### Exercise input

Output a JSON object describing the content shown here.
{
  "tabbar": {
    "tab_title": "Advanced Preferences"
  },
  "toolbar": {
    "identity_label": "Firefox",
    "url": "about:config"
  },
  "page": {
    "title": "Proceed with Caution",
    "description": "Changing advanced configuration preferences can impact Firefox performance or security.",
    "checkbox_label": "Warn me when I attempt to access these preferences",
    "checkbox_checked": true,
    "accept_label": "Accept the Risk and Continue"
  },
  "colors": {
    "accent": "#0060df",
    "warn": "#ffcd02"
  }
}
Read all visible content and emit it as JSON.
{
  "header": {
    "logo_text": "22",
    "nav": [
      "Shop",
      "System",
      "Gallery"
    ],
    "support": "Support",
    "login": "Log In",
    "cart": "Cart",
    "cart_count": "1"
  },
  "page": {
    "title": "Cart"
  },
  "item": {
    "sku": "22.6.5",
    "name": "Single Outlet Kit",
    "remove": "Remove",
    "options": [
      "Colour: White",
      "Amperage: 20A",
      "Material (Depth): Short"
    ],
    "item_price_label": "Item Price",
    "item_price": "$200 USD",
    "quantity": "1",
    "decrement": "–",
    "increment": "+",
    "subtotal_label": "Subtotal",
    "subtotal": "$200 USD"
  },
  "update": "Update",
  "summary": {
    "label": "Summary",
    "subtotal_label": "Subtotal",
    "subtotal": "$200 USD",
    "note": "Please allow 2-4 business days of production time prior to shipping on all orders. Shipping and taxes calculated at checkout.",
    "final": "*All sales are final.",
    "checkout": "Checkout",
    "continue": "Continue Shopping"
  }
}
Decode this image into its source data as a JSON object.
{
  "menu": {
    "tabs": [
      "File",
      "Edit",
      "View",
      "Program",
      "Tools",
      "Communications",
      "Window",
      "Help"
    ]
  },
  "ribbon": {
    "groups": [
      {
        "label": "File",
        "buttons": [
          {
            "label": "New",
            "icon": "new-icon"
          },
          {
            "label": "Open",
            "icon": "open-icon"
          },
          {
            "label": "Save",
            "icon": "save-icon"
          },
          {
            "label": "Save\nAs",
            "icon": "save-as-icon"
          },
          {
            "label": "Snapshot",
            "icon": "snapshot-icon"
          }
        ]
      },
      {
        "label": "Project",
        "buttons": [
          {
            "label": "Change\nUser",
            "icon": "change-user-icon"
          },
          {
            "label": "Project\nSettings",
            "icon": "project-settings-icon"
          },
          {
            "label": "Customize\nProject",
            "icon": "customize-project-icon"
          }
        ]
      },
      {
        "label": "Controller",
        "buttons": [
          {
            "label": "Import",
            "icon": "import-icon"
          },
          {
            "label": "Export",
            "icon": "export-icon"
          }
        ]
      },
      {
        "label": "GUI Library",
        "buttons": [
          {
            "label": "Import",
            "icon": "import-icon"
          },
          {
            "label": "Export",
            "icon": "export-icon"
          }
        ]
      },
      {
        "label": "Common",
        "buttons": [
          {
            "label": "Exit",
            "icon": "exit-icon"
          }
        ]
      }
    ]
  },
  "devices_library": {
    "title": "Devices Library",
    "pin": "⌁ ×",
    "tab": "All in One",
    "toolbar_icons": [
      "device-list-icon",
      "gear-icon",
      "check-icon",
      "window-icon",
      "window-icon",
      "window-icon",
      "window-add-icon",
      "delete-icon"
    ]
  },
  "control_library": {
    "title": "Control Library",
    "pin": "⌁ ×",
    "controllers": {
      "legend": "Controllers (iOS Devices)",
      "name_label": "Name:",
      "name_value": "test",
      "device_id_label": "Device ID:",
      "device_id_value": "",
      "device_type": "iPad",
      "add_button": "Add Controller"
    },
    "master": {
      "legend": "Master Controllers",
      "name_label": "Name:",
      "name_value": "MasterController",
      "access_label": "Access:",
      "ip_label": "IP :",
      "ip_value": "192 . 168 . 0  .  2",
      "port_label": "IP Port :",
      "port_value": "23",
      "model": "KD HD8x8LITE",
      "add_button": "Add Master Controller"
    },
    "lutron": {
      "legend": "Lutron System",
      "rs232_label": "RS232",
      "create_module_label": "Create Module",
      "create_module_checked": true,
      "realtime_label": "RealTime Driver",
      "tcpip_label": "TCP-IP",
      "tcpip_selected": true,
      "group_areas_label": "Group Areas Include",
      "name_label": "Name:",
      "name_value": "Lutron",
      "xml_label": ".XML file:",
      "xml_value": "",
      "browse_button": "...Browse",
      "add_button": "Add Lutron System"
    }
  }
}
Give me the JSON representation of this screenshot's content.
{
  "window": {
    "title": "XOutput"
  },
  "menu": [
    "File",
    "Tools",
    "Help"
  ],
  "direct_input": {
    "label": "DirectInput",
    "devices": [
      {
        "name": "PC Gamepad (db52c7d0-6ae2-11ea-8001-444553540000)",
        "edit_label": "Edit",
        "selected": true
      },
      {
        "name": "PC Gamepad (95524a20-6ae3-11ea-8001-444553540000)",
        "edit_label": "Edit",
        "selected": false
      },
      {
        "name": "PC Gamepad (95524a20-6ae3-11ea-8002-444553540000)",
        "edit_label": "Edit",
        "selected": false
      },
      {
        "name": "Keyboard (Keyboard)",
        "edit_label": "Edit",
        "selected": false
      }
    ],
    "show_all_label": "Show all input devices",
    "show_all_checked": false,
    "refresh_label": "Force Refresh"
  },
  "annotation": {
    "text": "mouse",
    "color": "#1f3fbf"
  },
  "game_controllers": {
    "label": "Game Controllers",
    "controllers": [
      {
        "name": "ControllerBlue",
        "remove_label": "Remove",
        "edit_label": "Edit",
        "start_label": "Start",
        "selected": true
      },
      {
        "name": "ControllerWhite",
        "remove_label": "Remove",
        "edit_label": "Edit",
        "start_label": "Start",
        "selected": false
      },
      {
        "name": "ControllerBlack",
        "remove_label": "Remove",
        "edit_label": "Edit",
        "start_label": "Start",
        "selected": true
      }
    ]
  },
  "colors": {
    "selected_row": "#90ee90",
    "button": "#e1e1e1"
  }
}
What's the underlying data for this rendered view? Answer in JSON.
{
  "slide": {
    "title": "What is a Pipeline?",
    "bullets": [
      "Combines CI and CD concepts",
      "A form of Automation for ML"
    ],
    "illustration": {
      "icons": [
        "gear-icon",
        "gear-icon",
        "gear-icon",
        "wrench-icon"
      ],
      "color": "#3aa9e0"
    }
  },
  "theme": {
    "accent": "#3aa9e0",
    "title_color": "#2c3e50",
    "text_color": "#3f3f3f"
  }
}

### Task
Show the lines from the data above that contain the string "Gamepad".

### Final result
        "name": "PC Gamepad (db52c7d0-6ae2-11ea-8001-444553540000)",
        "name": "PC Gamepad (95524a20-6ae3-11ea-8001-444553540000)",
        "name": "PC Gamepad (95524a20-6ae3-11ea-8002-444553540000)",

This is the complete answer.